## Begin TASK MATERIAL
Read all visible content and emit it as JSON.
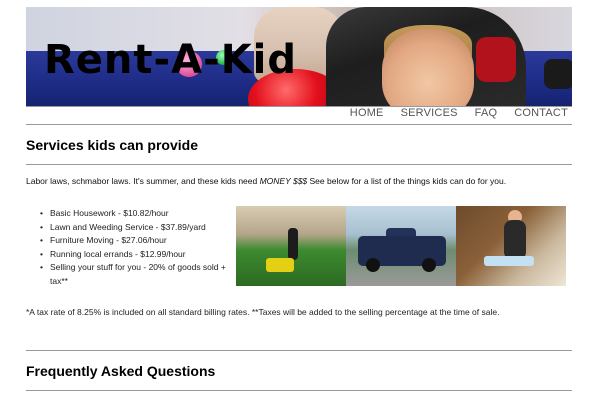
{
  "header": {
    "logo_text": "Rent-A-Kid"
  },
  "nav": {
    "items": [
      {
        "label": "HOME"
      },
      {
        "label": "SERVICES"
      },
      {
        "label": "FAQ"
      },
      {
        "label": "CONTACT"
      }
    ]
  },
  "services_section": {
    "heading": "Services kids can provide",
    "intro_before": "Labor laws, schmabor laws. It's summer, and these kids need ",
    "intro_emphasis": "MONEY $$$",
    "intro_after": " See below for a list of the things kids can do for you.",
    "items": [
      {
        "text": "Basic Housework - $10.82/hour"
      },
      {
        "text": "Lawn and Weeding Service - $37.89/yard"
      },
      {
        "text": "Furniture Moving - $27.06/hour"
      },
      {
        "text": "Running local errands - $12.99/hour"
      },
      {
        "text": "Selling your stuff for you - 20% of goods sold + tax**"
      }
    ],
    "photos": [
      "lawn-mowing-photo",
      "pickup-truck-photo",
      "kid-vacuuming-stairs-photo"
    ],
    "tax_note": "*A tax rate of 8.25% is included on all standard billing rates. **Taxes will be added to the selling percentage at the time of sale."
  },
  "faq_section": {
    "heading": "Frequently Asked Questions"
  },
  "colors": {
    "rule": "#999999",
    "nav_text": "#555555",
    "floor_blue": "#1d2b86",
    "balloon_red": "#e3101c"
  }
}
## End TASK MATERIAL
### STATED EXERCISE:
Set the entries down again exactly. Do not include the images.

### OUTPUT OF THE EXERCISE:
Read all visible content and emit it as JSON.
{
  "header": {
    "logo_text": "Rent-A-Kid"
  },
  "nav": {
    "items": [
      {
        "label": "HOME"
      },
      {
        "label": "SERVICES"
      },
      {
        "label": "FAQ"
      },
      {
        "label": "CONTACT"
      }
    ]
  },
  "services_section": {
    "heading": "Services kids can provide",
    "intro_before": "Labor laws, schmabor laws. It's summer, and these kids need ",
    "intro_emphasis": "MONEY $$$",
    "intro_after": " See below for a list of the things kids can do for you.",
    "items": [
      {
        "text": "Basic Housework - $10.82/hour"
      },
      {
        "text": "Lawn and Weeding Service - $37.89/yard"
      },
      {
        "text": "Furniture Moving - $27.06/hour"
      },
      {
        "text": "Running local errands - $12.99/hour"
      },
      {
        "text": "Selling your stuff for you - 20% of goods sold + tax**"
      }
    ],
    "photos": [
      "lawn-mowing-photo",
      "pickup-truck-photo",
      "kid-vacuuming-stairs-photo"
    ],
    "tax_note": "*A tax rate of 8.25% is included on all standard billing rates. **Taxes will be added to the selling percentage at the time of sale."
  },
  "faq_section": {
    "heading": "Frequently Asked Questions"
  },
  "colors": {
    "rule": "#999999",
    "nav_text": "#555555",
    "floor_blue": "#1d2b86",
    "balloon_red": "#e3101c"
  }
}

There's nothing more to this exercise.